Excerpt from a dataset
-.-.-
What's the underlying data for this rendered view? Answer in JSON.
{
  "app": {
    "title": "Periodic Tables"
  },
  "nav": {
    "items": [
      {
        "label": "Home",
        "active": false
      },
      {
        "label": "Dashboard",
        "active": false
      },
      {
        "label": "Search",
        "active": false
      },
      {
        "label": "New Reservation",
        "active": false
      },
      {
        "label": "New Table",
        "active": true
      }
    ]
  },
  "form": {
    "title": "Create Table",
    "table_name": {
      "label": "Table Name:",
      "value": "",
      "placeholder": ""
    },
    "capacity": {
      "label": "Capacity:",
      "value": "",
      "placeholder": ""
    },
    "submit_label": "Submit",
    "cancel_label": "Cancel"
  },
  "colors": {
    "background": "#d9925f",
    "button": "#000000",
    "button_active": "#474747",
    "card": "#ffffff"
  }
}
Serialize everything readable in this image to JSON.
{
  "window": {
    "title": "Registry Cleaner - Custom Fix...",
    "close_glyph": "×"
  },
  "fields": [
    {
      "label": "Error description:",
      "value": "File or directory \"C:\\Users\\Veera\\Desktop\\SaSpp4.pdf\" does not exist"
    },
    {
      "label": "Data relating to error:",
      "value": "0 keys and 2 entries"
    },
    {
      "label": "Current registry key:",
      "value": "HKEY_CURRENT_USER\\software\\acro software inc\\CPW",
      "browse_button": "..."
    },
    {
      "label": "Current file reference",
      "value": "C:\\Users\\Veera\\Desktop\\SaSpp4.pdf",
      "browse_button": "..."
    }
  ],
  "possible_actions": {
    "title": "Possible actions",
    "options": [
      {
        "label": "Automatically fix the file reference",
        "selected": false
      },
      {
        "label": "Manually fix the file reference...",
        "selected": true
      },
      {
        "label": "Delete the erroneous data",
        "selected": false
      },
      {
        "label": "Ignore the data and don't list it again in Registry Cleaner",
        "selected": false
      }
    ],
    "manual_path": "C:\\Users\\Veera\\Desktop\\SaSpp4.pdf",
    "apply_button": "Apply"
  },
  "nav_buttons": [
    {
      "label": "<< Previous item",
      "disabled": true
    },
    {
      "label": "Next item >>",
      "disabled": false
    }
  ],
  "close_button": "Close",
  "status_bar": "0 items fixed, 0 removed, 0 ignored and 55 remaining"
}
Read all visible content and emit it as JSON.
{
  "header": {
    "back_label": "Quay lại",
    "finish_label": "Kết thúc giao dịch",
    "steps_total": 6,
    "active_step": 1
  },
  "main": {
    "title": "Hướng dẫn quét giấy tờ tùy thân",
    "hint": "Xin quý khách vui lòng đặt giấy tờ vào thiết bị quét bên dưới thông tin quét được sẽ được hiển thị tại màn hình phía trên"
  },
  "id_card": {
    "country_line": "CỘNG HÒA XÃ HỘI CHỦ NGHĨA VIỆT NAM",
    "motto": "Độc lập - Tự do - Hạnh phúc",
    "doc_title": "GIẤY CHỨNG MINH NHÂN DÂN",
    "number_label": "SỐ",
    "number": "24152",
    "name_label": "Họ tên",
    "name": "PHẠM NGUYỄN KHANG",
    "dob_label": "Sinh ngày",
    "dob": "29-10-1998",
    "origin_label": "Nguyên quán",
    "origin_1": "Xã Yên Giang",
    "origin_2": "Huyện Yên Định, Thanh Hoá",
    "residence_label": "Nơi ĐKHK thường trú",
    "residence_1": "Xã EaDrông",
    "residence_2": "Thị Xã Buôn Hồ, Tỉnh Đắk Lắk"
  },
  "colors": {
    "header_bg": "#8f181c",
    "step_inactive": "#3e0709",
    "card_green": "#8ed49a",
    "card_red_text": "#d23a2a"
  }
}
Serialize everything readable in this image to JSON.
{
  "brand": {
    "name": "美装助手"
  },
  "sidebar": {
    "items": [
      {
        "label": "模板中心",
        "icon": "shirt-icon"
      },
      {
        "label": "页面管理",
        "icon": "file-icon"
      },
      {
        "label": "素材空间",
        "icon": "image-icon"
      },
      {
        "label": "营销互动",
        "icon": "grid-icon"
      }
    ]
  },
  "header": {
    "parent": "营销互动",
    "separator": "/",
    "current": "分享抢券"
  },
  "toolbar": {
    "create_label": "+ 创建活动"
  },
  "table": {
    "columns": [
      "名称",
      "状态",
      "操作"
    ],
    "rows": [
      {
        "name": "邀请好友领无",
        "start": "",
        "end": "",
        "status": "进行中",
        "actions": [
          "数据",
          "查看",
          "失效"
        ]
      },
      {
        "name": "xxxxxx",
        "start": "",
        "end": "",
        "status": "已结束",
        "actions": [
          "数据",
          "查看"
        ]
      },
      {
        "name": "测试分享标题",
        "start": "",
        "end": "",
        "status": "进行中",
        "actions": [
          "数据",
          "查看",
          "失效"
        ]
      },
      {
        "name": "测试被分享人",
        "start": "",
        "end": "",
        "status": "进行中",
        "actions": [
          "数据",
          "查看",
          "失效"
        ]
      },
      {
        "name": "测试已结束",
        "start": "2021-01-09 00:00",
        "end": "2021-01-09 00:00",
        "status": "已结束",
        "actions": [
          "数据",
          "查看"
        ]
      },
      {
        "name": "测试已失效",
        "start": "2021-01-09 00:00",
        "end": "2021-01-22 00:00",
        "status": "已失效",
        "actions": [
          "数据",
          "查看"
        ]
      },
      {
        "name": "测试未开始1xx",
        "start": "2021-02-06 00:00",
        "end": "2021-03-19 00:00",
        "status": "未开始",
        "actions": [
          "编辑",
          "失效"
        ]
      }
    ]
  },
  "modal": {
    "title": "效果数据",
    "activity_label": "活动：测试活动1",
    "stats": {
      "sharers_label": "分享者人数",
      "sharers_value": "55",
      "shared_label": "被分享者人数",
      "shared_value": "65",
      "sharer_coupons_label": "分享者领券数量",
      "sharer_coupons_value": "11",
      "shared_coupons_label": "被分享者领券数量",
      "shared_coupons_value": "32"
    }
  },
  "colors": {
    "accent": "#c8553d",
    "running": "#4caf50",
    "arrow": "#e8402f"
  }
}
-.-.-
PROMPT: Quote every line of the data, word for word.

ANSWER IN FULL:
What's the underlying data for this rendered view? Answer in JSON.
{
  "app": {
    "title": "Periodic Tables"
  },
  "nav": {
    "items": [
      {
        "label": "Home",
        "active": false
      },
      {
        "label": "Dashboard",
        "active": false
      },
      {
        "label": "Search",
        "active": false
      },
      {
        "label": "New Reservation",
        "active": false
      },
      {
        "label": "New Table",
        "active": true
      }
    ]
  },
  "form": {
    "title": "Create Table",
    "table_name": {
      "label": "Table Name:",
      "value": "",
      "placeholder": ""
    },
    "capacity": {
      "label": "Capacity:",
      "value": "",
      "placeholder": ""
    },
    "submit_label": "Submit",
    "cancel_label": "Cancel"
  },
  "colors": {
    "background": "#d9925f",
    "button": "#000000",
    "button_active": "#474747",
    "card": "#ffffff"
  }
}
Serialize everything readable in this image to JSON.
{
  "window": {
    "title": "Registry Cleaner - Custom Fix...",
    "close_glyph": "×"
  },
  "fields": [
    {
      "label": "Error description:",
      "value": "File or directory \"C:\\Users\\Veera\\Desktop\\SaSpp4.pdf\" does not exist"
    },
    {
      "label": "Data relating to error:",
      "value": "0 keys and 2 entries"
    },
    {
      "label": "Current registry key:",
      "value": "HKEY_CURRENT_USER\\software\\acro software inc\\CPW",
      "browse_button": "..."
    },
    {
      "label": "Current file reference",
      "value": "C:\\Users\\Veera\\Desktop\\SaSpp4.pdf",
      "browse_button": "..."
    }
  ],
  "possible_actions": {
    "title": "Possible actions",
    "options": [
      {
        "label": "Automatically fix the file reference",
        "selected": false
      },
      {
        "label": "Manually fix the file reference...",
        "selected": true
      },
      {
        "label": "Delete the erroneous data",
        "selected": false
      },
      {
        "label": "Ignore the data and don't list it again in Registry Cleaner",
        "selected": false
      }
    ],
    "manual_path": "C:\\Users\\Veera\\Desktop\\SaSpp4.pdf",
    "apply_button": "Apply"
  },
  "nav_buttons": [
    {
      "label": "<< Previous item",
      "disabled": true
    },
    {
      "label": "Next item >>",
      "disabled": false
    }
  ],
  "close_button": "Close",
  "status_bar": "0 items fixed, 0 removed, 0 ignored and 55 remaining"
}
Read all visible content and emit it as JSON.
{
  "header": {
    "back_label": "Quay lại",
    "finish_label": "Kết thúc giao dịch",
    "steps_total": 6,
    "active_step": 1
  },
  "main": {
    "title": "Hướng dẫn quét giấy tờ tùy thân",
    "hint": "Xin quý khách vui lòng đặt giấy tờ vào thiết bị quét bên dưới thông tin quét được sẽ được hiển thị tại màn hình phía trên"
  },
  "id_card": {
    "country_line": "CỘNG HÒA XÃ HỘI CHỦ NGHĨA VIỆT NAM",
    "motto": "Độc lập - Tự do - Hạnh phúc",
    "doc_title": "GIẤY CHỨNG MINH NHÂN DÂN",
    "number_label": "SỐ",
    "number": "24152",
    "name_label": "Họ tên",
    "name": "PHẠM NGUYỄN KHANG",
    "dob_label": "Sinh ngày",
    "dob": "29-10-1998",
    "origin_label": "Nguyên quán",
    "origin_1": "Xã Yên Giang",
    "origin_2": "Huyện Yên Định, Thanh Hoá",
    "residence_label": "Nơi ĐKHK thường trú",
    "residence_1": "Xã EaDrông",
    "residence_2": "Thị Xã Buôn Hồ, Tỉnh Đắk Lắk"
  },
  "colors": {
    "header_bg": "#8f181c",
    "step_inactive": "#3e0709",
    "card_green": "#8ed49a",
    "card_red_text": "#d23a2a"
  }
}
Serialize everything readable in this image to JSON.
{
  "brand": {
    "name": "美装助手"
  },
  "sidebar": {
    "items": [
      {
        "label": "模板中心",
        "icon": "shirt-icon"
      },
      {
        "label": "页面管理",
        "icon": "file-icon"
      },
      {
        "label": "素材空间",
        "icon": "image-icon"
      },
      {
        "label": "营销互动",
        "icon": "grid-icon"
      }
    ]
  },
  "header": {
    "parent": "营销互动",
    "separator": "/",
    "current": "分享抢券"
  },
  "toolbar": {
    "create_label": "+ 创建活动"
  },
  "table": {
    "columns": [
      "名称",
      "状态",
      "操作"
    ],
    "rows": [
      {
        "name": "邀请好友领无",
        "start": "",
        "end": "",
        "status": "进行中",
        "actions": [
          "数据",
          "查看",
          "失效"
        ]
      },
      {
        "name": "xxxxxx",
        "start": "",
        "end": "",
        "status": "已结束",
        "actions": [
          "数据",
          "查看"
        ]
      },
      {
        "name": "测试分享标题",
        "start": "",
        "end": "",
        "status": "进行中",
        "actions": [
          "数据",
          "查看",
          "失效"
        ]
      },
      {
        "name": "测试被分享人",
        "start": "",
        "end": "",
        "status": "进行中",
        "actions": [
          "数据",
          "查看",
          "失效"
        ]
      },
      {
        "name": "测试已结束",
        "start": "2021-01-09 00:00",
        "end": "2021-01-09 00:00",
        "status": "已结束",
        "actions": [
          "数据",
          "查看"
        ]
      },
      {
        "name": "测试已失效",
        "start": "2021-01-09 00:00",
        "end": "2021-01-22 00:00",
        "status": "已失效",
        "actions": [
          "数据",
          "查看"
        ]
      },
      {
        "name": "测试未开始1xx",
        "start": "2021-02-06 00:00",
        "end": "2021-03-19 00:00",
        "status": "未开始",
        "actions": [
          "编辑",
          "失效"
        ]
      }
    ]
  },
  "modal": {
    "title": "效果数据",
    "activity_label": "活动：测试活动1",
    "stats": {
      "sharers_label": "分享者人数",
      "sharers_value": "55",
      "shared_label": "被分享者人数",
      "shared_value": "65",
      "sharer_coupons_label": "分享者领券数量",
      "sharer_coupons_value": "11",
      "shared_coupons_label": "被分享者领券数量",
      "shared_coupons_value": "32"
    }
  },
  "colors": {
    "accent": "#c8553d",
    "running": "#4caf50",
    "arrow": "#e8402f"
  }
}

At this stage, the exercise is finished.